* _Available data_

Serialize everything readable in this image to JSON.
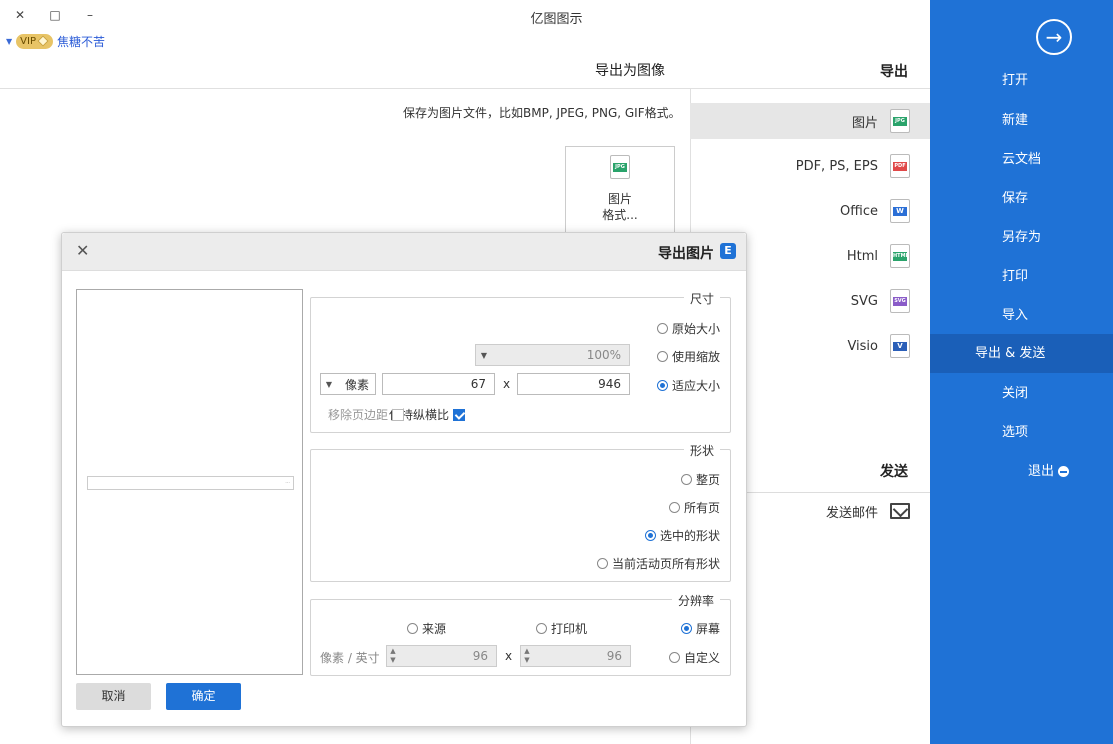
{
  "window": {
    "title": "亿图图示",
    "minimize": "–",
    "maximize": "□",
    "close": "✕"
  },
  "vip": {
    "user": "焦糖不苦",
    "badge": "VIP"
  },
  "sidebar": {
    "back": "→",
    "items": [
      {
        "label": "打开"
      },
      {
        "label": "新建"
      },
      {
        "label": "云文档"
      },
      {
        "label": "保存"
      },
      {
        "label": "另存为"
      },
      {
        "label": "打印"
      },
      {
        "label": "导入"
      },
      {
        "label": "导出 & 发送"
      },
      {
        "label": "关闭"
      },
      {
        "label": "选项"
      },
      {
        "label": "退出"
      }
    ],
    "active_index": 7
  },
  "export_panel": {
    "heading": "导出",
    "formats": [
      {
        "label": "图片",
        "tag": "JPG",
        "color": "#2aa36b"
      },
      {
        "label": "PDF, PS, EPS",
        "tag": "PDF",
        "color": "#e04848"
      },
      {
        "label": "Office",
        "tag": "W",
        "color": "#2b6fd6"
      },
      {
        "label": "Html",
        "tag": "HTML",
        "color": "#2aa36b"
      },
      {
        "label": "SVG",
        "tag": "SVG",
        "color": "#8a5cc8"
      },
      {
        "label": "Visio",
        "tag": "V",
        "color": "#2b5fb8"
      }
    ],
    "send_heading": "发送",
    "send_item": "发送邮件"
  },
  "main": {
    "heading": "导出为图像",
    "description": "保存为图片文件，比如BMP, JPEG, PNG, GIF格式。",
    "card_label_line1": "图片",
    "card_label_line2": "格式..."
  },
  "dialog": {
    "title": "导出图片",
    "logo": "E",
    "close": "✕",
    "size_group": {
      "title": "尺寸",
      "opt_original": "原始大小",
      "opt_zoom": "使用缩放",
      "zoom_value": "100%",
      "opt_fit": "适应大小",
      "width": "946",
      "x": "x",
      "height": "67",
      "unit": "像素",
      "remove_margin": "移除页边距",
      "keep_ratio": "保持纵横比",
      "selected": "fit",
      "keep_ratio_checked": true,
      "remove_margin_checked": false
    },
    "shape_group": {
      "title": "形状",
      "opt_whole": "整页",
      "opt_all": "所有页",
      "opt_selected": "选中的形状",
      "opt_current": "当前活动页所有形状",
      "selected": "selected"
    },
    "resolution_group": {
      "title": "分辨率",
      "opt_screen": "屏幕",
      "opt_printer": "打印机",
      "opt_source": "来源",
      "opt_custom": "自定义",
      "res_x": "96",
      "x": "x",
      "res_y": "96",
      "unit": "像素 / 英寸",
      "selected": "screen"
    },
    "ok": "确定",
    "cancel": "取消"
  }
}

* _What you are asked to do_
Locate the lines above that contain "color" and copy them.

* _Written solution_
        "color": "#2aa36b"
        "color": "#e04848"
        "color": "#2b6fd6"
        "color": "#2aa36b"
        "color": "#8a5cc8"
        "color": "#2b5fb8"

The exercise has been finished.